* Your task
Write out, precisely and in full, each line of the material.

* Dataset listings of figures

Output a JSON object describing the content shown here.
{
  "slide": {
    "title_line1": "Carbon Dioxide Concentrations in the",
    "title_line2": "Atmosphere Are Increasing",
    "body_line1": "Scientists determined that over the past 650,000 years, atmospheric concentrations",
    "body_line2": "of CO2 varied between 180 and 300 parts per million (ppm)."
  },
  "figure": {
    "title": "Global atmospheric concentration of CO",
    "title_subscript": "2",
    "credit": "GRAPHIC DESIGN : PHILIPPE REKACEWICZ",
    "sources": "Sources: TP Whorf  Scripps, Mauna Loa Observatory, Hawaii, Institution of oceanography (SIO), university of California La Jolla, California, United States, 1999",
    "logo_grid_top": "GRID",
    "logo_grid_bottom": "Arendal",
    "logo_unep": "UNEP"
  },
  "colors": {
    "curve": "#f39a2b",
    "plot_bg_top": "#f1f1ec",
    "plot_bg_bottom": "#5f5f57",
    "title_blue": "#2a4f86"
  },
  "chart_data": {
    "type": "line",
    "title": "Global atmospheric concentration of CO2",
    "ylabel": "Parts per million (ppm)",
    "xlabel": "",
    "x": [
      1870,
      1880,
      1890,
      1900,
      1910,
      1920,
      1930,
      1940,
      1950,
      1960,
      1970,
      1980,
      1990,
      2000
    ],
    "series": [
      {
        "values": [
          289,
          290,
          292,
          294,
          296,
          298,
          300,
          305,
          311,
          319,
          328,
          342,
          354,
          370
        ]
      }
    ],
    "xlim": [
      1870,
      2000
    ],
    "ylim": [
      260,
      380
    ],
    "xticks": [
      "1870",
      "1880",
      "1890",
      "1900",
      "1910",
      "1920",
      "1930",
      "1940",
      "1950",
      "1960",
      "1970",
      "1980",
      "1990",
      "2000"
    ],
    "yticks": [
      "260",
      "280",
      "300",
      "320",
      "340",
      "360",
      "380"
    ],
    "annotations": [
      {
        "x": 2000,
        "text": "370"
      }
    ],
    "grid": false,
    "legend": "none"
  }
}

* Result
Output a JSON object describing the content shown here.
{
  "slide": {
    "title_line1": "Carbon Dioxide Concentrations in the",
    "title_line2": "Atmosphere Are Increasing",
    "body_line1": "Scientists determined that over the past 650,000 years, atmospheric concentrations",
    "body_line2": "of CO2 varied between 180 and 300 parts per million (ppm)."
  },
  "figure": {
    "title": "Global atmospheric concentration of CO",
    "title_subscript": "2",
    "credit": "GRAPHIC DESIGN : PHILIPPE REKACEWICZ",
    "sources": "Sources: TP Whorf  Scripps, Mauna Loa Observatory, Hawaii, Institution of oceanography (SIO), university of California La Jolla, California, United States, 1999",
    "logo_grid_top": "GRID",
    "logo_grid_bottom": "Arendal",
    "logo_unep": "UNEP"
  },
  "colors": {
    "curve": "#f39a2b",
    "plot_bg_top": "#f1f1ec",
    "plot_bg_bottom": "#5f5f57",
    "title_blue": "#2a4f86"
  },
  "chart_data": {
    "type": "line",
    "title": "Global atmospheric concentration of CO2",
    "ylabel": "Parts per million (ppm)",
    "xlabel": "",
    "x": [
      1870,
      1880,
      1890,
      1900,
      1910,
      1920,
      1930,
      1940,
      1950,
      1960,
      1970,
      1980,
      1990,
      2000
    ],
    "series": [
      {
        "values": [
          289,
          290,
          292,
          294,
          296,
          298,
          300,
          305,
          311,
          319,
          328,
          342,
          354,
          370
        ]
      }
    ],
    "xlim": [
      1870,
      2000
    ],
    "ylim": [
      260,
      380
    ],
    "xticks": [
      "1870",
      "1880",
      "1890",
      "1900",
      "1910",
      "1920",
      "1930",
      "1940",
      "1950",
      "1960",
      "1970",
      "1980",
      "1990",
      "2000"
    ],
    "yticks": [
      "260",
      "280",
      "300",
      "320",
      "340",
      "360",
      "380"
    ],
    "annotations": [
      {
        "x": 2000,
        "text": "370"
      }
    ],
    "grid": false,
    "legend": "none"
  }
}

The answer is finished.